(Collected data)
_ _ _

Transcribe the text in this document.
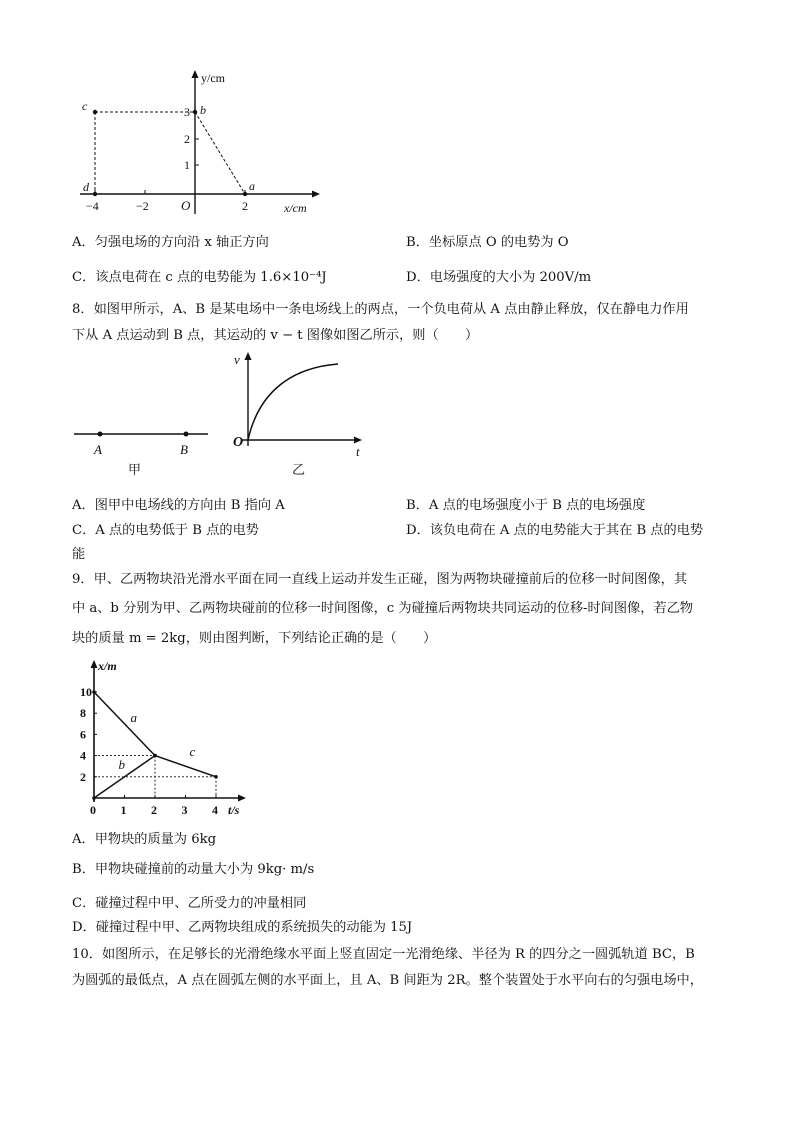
y/cm
x/cm
O
−4	−2	2
3
2
1
c	b
d	a
A．匀强电场的方向沿 x 轴正方向	B．坐标原点 O 的电势为 O
C．该点电荷在 c 点的电势能为 1.6×10⁻⁴J	D．电场强度的大小为 200V/m
8．如图甲所示，A、B 是某电场中一条电场线上的两点，一个负电荷从 A 点由静止释放，仅在静电力作用
下从 A 点运动到 B 点，其运动的 v − t 图像如图乙所示，则（　　）
A	B
甲
v
t
O
乙
A．图甲中电场线的方向由 B 指向 A	B．A 点的电场强度小于 B 点的电场强度
C．A 点的电势低于 B 点的电势	D．该负电荷在 A 点的电势能大于其在 B 点的电势
能
9．甲、乙两物块沿光滑水平面在同一直线上运动并发生正碰，图为两物块碰撞前后的位移一时间图像，其
中 a、b 分别为甲、乙两物块碰前的位移一时间图像，c 为碰撞后两物块共同运动的位移-时间图像，若乙物
块的质量 m = 2kg，则由图判断，下列结论正确的是（　　）
x/m
t/s
2
4
6
8
10
0 1 2 3 4
a
b
c
A．甲物块的质量为 6kg
B．甲物块碰撞前的动量大小为 9kg· m/s
C．碰撞过程中甲、乙所受力的冲量相同
D．碰撞过程中甲、乙两物块组成的系统损失的动能为 15J
10．如图所示，在足够长的光滑绝缘水平面上竖直固定一光滑绝缘、半径为 R 的四分之一圆弧轨道 BC，B
为圆弧的最低点，A 点在圆弧左侧的水平面上，且 A、B 间距为 2R。整个装置处于水平向右的匀强电场中，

_ _ _

# WRITTEN PROBLEM
Without the pictures, repeat all the records word for word.

# COMPLETED EXERCISE
Transcribe the text in this document.
y/cm
x/cm
O
−4	−2	2
3
2
1
c	b
d	a
A．匀强电场的方向沿 x 轴正方向	B．坐标原点 O 的电势为 O
C．该点电荷在 c 点的电势能为 1.6×10⁻⁴J	D．电场强度的大小为 200V/m
8．如图甲所示，A、B 是某电场中一条电场线上的两点，一个负电荷从 A 点由静止释放，仅在静电力作用
下从 A 点运动到 B 点，其运动的 v − t 图像如图乙所示，则（　　）
A	B
甲
v
t
O
乙
A．图甲中电场线的方向由 B 指向 A	B．A 点的电场强度小于 B 点的电场强度
C．A 点的电势低于 B 点的电势	D．该负电荷在 A 点的电势能大于其在 B 点的电势
能
9．甲、乙两物块沿光滑水平面在同一直线上运动并发生正碰，图为两物块碰撞前后的位移一时间图像，其
中 a、b 分别为甲、乙两物块碰前的位移一时间图像，c 为碰撞后两物块共同运动的位移-时间图像，若乙物
块的质量 m = 2kg，则由图判断，下列结论正确的是（　　）
x/m
t/s
2
4
6
8
10
0 1 2 3 4
a
b
c
A．甲物块的质量为 6kg
B．甲物块碰撞前的动量大小为 9kg· m/s
C．碰撞过程中甲、乙所受力的冲量相同
D．碰撞过程中甲、乙两物块组成的系统损失的动能为 15J
10．如图所示，在足够长的光滑绝缘水平面上竖直固定一光滑绝缘、半径为 R 的四分之一圆弧轨道 BC，B
为圆弧的最低点，A 点在圆弧左侧的水平面上，且 A、B 间距为 2R。整个装置处于水平向右的匀强电场中，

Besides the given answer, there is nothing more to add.